** begin **
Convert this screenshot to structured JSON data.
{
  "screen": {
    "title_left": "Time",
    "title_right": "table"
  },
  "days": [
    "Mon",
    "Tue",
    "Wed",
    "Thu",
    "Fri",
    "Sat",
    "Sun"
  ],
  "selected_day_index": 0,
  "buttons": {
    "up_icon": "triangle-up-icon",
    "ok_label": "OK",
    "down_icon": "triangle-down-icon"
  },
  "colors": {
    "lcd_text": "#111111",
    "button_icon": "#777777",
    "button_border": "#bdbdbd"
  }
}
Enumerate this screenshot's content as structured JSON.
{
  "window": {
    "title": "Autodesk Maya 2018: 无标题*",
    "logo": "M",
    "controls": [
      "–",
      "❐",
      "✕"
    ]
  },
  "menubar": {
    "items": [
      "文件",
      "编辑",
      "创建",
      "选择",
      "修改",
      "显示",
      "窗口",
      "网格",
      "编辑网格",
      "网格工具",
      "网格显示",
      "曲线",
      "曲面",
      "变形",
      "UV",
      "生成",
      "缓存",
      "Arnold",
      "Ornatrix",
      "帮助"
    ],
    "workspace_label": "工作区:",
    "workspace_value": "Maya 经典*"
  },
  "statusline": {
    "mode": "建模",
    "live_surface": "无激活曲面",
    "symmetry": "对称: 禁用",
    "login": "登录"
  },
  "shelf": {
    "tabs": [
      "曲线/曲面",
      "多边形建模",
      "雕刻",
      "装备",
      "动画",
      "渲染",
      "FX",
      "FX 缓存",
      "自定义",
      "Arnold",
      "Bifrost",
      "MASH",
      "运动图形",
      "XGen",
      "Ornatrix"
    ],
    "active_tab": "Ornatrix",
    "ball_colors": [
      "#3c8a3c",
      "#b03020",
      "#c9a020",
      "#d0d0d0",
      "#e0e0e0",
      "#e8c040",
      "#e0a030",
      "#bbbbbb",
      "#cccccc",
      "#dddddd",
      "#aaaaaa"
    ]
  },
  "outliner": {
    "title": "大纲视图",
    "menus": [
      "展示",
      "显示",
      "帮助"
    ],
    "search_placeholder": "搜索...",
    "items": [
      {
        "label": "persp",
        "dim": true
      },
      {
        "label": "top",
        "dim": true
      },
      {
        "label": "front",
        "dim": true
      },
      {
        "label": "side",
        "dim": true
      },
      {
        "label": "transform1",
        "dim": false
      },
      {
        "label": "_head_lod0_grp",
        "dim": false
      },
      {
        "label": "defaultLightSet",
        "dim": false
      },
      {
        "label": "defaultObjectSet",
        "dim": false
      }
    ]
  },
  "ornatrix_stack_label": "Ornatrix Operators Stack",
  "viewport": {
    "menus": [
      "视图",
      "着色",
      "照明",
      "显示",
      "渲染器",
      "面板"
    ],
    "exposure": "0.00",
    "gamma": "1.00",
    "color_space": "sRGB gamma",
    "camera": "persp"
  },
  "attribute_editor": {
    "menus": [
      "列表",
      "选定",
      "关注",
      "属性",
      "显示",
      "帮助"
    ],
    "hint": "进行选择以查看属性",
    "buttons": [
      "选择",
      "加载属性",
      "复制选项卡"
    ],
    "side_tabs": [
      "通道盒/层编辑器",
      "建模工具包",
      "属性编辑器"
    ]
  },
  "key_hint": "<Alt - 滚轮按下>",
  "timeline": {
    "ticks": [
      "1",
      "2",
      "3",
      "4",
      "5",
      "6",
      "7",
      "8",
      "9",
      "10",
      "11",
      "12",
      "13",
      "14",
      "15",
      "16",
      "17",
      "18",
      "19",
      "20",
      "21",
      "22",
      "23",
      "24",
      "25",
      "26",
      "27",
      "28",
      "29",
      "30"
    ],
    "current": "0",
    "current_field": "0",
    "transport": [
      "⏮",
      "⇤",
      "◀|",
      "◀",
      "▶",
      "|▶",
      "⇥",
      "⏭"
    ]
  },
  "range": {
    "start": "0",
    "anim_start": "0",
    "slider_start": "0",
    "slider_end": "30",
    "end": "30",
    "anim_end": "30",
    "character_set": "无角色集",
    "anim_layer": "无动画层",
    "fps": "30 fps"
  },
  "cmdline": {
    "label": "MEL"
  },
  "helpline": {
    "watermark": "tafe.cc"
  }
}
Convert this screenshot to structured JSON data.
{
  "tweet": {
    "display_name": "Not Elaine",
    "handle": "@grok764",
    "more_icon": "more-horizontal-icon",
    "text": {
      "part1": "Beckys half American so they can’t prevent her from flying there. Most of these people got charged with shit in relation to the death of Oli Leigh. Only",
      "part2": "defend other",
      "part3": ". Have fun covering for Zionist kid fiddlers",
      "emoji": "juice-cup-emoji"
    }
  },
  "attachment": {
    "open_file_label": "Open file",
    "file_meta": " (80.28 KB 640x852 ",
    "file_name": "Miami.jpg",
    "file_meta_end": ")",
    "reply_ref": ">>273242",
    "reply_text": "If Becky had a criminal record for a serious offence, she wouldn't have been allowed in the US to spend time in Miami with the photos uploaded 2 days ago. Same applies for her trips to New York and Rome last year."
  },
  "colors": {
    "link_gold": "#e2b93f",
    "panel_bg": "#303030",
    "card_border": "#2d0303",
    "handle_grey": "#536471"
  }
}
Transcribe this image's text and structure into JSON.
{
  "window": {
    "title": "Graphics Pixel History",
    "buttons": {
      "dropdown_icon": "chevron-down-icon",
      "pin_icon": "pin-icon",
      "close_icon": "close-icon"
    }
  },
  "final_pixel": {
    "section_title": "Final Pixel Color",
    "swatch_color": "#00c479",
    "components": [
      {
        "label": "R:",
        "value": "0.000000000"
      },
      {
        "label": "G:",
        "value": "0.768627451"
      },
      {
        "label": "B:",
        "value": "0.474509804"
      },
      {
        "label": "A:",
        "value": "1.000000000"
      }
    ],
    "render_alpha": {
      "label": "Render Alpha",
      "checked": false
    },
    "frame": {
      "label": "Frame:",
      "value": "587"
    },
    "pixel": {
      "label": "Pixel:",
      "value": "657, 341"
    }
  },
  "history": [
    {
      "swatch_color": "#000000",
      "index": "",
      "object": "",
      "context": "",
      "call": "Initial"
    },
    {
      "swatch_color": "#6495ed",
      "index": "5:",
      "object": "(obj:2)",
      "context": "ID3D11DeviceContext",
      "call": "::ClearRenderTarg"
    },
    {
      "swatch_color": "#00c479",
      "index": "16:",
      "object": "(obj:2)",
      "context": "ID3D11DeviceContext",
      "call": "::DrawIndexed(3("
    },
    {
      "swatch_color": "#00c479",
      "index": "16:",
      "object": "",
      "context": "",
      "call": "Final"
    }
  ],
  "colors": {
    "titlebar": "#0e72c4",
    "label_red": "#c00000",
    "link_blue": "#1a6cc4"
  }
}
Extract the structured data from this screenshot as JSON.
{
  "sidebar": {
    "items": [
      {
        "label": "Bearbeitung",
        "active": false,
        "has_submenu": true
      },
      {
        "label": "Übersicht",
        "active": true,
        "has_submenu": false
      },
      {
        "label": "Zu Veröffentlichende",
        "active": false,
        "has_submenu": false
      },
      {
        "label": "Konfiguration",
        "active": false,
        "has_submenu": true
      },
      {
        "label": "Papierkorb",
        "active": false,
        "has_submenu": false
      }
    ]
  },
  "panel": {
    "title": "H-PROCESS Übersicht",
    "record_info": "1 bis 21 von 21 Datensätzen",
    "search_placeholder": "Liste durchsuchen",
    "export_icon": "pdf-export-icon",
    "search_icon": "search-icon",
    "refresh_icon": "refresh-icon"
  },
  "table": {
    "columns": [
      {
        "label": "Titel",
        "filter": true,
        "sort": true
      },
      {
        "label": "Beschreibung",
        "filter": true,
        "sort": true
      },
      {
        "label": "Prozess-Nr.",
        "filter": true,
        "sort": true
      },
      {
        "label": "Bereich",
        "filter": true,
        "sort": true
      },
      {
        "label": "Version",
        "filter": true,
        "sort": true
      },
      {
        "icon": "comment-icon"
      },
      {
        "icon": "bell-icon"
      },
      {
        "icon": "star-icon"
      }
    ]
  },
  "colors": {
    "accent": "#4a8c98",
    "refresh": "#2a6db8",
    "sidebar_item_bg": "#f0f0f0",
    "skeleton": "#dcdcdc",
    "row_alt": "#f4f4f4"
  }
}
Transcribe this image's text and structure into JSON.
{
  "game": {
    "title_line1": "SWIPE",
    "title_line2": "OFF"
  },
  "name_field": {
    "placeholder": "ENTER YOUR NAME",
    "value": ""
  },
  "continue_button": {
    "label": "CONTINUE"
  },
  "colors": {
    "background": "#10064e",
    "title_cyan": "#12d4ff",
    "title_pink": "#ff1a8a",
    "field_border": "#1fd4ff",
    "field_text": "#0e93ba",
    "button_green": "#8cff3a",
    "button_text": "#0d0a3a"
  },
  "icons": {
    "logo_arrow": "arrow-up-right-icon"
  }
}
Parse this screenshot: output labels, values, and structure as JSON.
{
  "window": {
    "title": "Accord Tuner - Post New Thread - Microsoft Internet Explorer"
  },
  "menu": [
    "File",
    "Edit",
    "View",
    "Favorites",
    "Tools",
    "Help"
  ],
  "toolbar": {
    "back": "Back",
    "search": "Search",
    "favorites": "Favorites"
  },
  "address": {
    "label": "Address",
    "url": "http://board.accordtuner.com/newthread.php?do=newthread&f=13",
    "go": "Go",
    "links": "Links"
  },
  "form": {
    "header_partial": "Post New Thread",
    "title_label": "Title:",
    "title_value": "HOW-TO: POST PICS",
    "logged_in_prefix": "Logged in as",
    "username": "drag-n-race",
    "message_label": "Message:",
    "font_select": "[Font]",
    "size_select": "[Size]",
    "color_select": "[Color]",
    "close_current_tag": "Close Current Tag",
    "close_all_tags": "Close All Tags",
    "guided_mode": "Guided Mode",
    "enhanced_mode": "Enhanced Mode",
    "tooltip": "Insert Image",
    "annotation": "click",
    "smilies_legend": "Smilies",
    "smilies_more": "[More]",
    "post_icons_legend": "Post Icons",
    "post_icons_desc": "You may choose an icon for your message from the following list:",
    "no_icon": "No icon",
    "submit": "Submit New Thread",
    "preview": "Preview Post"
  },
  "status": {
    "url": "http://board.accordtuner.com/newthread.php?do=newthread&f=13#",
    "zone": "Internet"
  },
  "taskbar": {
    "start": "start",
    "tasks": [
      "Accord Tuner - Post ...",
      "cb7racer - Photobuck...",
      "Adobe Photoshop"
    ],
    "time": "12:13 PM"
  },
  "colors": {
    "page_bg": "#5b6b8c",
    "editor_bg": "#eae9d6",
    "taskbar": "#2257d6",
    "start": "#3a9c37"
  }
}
** end **
→ **Directions for this task**
Find and copy every line in the entries above where the string "http" occurs.

→ **Exercise response**
    "url": "http://board.accordtuner.com/newthread.php?do=newthread&f=13",
    "url": "http://board.accordtuner.com/newthread.php?do=newthread&f=13#",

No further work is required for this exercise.